> **TASK GOAL**:
Locate the word "joined" in the data below, then copy every line that holds it.

> **ROWS**:
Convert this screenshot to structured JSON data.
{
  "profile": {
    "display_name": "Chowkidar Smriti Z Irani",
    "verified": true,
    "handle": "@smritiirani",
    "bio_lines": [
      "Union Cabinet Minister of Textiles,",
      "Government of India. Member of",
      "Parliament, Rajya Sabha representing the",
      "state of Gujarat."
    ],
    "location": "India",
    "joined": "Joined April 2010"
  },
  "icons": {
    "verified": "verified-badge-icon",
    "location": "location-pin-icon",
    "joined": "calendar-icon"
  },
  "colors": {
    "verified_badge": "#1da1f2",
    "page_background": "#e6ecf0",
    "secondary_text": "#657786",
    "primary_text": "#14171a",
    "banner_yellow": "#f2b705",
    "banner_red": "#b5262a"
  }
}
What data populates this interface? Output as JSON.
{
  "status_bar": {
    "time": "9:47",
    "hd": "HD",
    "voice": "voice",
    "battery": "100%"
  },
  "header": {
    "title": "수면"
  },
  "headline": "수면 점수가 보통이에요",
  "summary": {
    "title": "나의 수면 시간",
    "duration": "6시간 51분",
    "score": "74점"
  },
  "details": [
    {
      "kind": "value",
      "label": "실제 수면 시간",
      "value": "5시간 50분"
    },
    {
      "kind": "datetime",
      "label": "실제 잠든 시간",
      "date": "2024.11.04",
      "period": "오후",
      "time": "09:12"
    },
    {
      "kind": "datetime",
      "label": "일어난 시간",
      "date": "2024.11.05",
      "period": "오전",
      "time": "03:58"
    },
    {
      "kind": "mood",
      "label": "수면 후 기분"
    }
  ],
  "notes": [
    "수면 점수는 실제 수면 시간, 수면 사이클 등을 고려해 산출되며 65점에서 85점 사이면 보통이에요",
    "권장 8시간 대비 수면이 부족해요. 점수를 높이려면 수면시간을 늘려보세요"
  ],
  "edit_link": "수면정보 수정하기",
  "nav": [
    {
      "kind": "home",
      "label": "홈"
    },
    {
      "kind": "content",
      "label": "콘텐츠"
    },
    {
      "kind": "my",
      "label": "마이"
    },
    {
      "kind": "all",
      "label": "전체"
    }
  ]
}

> **ANSWER TO THE PROBLEM**:
    "joined": "Joined April 2010"
    "joined": "calendar-icon"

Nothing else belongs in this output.